▸ Goal of the exercise
Write out the full set of records below exactly.
** Start Data entries **
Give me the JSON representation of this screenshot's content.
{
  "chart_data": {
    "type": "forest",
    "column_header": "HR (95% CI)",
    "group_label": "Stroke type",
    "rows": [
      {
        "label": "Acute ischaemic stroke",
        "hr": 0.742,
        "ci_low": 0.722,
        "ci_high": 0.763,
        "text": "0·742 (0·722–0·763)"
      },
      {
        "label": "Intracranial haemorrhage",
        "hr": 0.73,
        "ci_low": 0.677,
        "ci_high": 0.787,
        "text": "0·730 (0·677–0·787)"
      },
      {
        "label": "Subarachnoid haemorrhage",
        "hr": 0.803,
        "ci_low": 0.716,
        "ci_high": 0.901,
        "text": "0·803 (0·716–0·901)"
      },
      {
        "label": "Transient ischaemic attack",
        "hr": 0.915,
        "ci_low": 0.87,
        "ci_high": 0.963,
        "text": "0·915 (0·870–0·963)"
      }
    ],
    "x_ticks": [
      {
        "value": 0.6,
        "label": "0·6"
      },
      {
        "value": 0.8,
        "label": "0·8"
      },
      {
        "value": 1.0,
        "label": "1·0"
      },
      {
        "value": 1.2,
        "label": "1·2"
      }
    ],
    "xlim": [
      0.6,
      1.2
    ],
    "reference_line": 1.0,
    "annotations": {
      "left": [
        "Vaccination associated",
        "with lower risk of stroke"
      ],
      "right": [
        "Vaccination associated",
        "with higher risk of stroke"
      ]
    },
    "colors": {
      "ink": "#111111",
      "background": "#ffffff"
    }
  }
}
** End Data entries **
▸ Exercise output
Give me the JSON representation of this screenshot's content.
{
  "chart_data": {
    "type": "forest",
    "column_header": "HR (95% CI)",
    "group_label": "Stroke type",
    "rows": [
      {
        "label": "Acute ischaemic stroke",
        "hr": 0.742,
        "ci_low": 0.722,
        "ci_high": 0.763,
        "text": "0·742 (0·722–0·763)"
      },
      {
        "label": "Intracranial haemorrhage",
        "hr": 0.73,
        "ci_low": 0.677,
        "ci_high": 0.787,
        "text": "0·730 (0·677–0·787)"
      },
      {
        "label": "Subarachnoid haemorrhage",
        "hr": 0.803,
        "ci_low": 0.716,
        "ci_high": 0.901,
        "text": "0·803 (0·716–0·901)"
      },
      {
        "label": "Transient ischaemic attack",
        "hr": 0.915,
        "ci_low": 0.87,
        "ci_high": 0.963,
        "text": "0·915 (0·870–0·963)"
      }
    ],
    "x_ticks": [
      {
        "value": 0.6,
        "label": "0·6"
      },
      {
        "value": 0.8,
        "label": "0·8"
      },
      {
        "value": 1.0,
        "label": "1·0"
      },
      {
        "value": 1.2,
        "label": "1·2"
      }
    ],
    "xlim": [
      0.6,
      1.2
    ],
    "reference_line": 1.0,
    "annotations": {
      "left": [
        "Vaccination associated",
        "with lower risk of stroke"
      ],
      "right": [
        "Vaccination associated",
        "with higher risk of stroke"
      ]
    },
    "colors": {
      "ink": "#111111",
      "background": "#ffffff"
    }
  }
}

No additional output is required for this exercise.